## WRITTEN REQUEST:
Each line that holds the word "color" counts once. Give the total number of such lines and nothing else.

## THE INPUT:
^^^^^^^^^^^^^^^^
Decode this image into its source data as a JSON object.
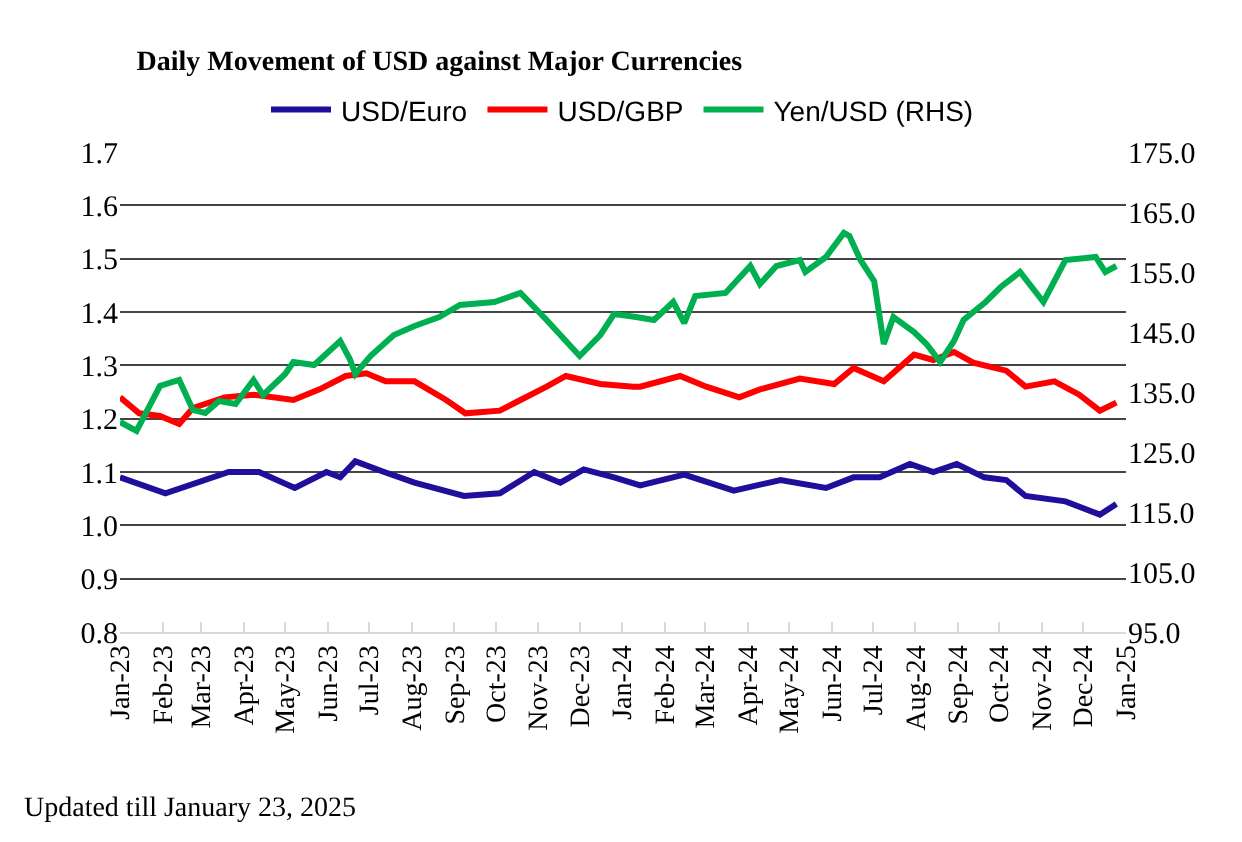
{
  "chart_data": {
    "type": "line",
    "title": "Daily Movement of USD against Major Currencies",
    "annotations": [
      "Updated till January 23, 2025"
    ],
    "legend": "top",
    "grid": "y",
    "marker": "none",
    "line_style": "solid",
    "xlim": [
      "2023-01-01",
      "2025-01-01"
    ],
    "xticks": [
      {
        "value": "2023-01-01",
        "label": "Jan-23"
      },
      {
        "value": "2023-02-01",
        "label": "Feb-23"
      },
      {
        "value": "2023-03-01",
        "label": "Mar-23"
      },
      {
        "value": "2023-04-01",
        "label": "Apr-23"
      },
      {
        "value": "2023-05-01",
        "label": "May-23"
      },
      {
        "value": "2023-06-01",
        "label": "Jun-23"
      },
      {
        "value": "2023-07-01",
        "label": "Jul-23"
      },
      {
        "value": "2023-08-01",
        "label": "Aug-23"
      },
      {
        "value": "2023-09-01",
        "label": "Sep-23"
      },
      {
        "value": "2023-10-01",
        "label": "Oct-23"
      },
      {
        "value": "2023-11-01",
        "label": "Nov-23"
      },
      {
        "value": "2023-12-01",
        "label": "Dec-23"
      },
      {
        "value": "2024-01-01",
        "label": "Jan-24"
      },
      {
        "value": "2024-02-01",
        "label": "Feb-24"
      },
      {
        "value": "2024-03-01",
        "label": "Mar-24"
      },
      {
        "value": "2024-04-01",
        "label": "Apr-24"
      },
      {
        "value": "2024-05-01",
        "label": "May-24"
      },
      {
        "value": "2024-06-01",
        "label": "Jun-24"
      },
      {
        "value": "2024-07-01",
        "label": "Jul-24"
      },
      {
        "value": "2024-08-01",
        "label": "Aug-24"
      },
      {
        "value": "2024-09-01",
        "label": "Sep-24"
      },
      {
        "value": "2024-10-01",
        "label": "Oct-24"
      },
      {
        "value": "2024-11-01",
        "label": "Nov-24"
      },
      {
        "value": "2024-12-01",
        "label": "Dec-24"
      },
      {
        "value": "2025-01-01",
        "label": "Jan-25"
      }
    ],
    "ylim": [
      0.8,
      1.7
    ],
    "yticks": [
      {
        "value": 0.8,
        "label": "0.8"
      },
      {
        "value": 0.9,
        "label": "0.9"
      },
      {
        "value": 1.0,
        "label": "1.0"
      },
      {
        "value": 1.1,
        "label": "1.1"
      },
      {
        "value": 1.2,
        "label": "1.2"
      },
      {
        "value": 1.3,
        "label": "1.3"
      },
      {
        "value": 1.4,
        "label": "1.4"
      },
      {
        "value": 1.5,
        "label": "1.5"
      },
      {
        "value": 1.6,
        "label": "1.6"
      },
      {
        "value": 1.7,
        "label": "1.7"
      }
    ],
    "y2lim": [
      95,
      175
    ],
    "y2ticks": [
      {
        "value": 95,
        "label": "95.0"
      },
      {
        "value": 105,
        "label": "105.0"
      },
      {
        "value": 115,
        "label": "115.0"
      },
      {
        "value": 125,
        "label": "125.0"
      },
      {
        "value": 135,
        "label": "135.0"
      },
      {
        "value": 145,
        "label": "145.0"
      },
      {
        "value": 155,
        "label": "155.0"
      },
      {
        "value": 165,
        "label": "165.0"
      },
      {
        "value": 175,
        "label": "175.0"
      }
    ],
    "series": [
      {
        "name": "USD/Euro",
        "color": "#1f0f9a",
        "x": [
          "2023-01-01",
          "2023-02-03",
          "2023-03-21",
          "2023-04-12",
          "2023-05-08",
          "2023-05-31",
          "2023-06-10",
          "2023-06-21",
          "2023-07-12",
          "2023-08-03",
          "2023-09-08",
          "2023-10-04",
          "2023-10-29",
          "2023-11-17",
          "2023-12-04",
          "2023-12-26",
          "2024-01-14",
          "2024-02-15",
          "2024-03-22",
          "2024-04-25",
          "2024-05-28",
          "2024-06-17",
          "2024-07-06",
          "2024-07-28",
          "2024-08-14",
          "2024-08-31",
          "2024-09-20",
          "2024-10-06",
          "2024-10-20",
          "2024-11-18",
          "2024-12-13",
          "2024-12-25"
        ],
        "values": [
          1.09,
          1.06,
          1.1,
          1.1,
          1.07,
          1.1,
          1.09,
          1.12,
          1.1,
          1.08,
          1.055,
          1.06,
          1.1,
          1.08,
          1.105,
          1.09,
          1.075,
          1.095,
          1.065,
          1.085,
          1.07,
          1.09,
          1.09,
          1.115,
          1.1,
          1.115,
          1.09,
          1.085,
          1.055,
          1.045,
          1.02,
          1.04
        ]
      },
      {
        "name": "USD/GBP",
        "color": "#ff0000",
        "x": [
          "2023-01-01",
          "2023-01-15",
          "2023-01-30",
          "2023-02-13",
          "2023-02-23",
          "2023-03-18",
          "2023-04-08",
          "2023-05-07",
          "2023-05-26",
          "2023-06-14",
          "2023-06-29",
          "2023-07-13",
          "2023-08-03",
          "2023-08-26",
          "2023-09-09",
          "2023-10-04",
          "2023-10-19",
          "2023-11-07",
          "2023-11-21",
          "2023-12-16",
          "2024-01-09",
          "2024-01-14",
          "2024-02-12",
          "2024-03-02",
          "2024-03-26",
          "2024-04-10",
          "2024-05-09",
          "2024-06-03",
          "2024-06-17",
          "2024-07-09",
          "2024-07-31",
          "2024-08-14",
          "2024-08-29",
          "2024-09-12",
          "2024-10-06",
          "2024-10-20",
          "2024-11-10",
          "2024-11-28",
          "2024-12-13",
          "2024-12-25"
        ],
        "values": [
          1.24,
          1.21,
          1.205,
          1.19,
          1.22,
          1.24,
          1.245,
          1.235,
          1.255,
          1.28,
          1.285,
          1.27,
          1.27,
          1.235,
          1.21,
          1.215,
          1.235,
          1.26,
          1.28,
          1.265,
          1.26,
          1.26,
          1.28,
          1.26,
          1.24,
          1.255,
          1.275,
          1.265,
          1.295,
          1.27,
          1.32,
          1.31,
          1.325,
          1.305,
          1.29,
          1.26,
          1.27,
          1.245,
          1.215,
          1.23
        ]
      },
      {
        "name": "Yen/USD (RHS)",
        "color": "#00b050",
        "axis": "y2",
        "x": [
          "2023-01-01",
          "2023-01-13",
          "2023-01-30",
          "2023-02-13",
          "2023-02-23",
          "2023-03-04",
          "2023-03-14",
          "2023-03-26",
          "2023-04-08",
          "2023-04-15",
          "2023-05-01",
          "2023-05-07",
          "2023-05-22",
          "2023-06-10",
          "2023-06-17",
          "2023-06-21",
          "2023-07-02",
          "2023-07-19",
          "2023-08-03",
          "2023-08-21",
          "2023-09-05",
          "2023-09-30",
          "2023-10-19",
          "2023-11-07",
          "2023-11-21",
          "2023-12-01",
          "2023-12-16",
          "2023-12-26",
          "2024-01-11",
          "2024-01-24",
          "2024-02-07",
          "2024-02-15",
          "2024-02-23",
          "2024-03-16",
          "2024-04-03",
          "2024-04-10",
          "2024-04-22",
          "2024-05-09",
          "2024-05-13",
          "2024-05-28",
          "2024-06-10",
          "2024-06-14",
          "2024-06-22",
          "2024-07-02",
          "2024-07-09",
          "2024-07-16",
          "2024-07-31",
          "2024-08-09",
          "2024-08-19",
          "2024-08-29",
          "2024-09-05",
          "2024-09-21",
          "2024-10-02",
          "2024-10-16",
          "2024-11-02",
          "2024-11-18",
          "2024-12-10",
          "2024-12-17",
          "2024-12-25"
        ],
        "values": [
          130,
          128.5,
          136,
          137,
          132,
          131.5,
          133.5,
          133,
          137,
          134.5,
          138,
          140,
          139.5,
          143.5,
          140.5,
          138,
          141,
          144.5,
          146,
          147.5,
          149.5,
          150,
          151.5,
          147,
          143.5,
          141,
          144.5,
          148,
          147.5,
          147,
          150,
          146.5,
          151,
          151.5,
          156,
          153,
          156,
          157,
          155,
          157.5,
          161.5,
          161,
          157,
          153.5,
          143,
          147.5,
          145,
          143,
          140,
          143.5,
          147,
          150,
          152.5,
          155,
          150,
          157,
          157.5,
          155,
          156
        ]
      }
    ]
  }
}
^^^^^^^^^^^^^^^^
## RESULT OF THE EXERCISE:
3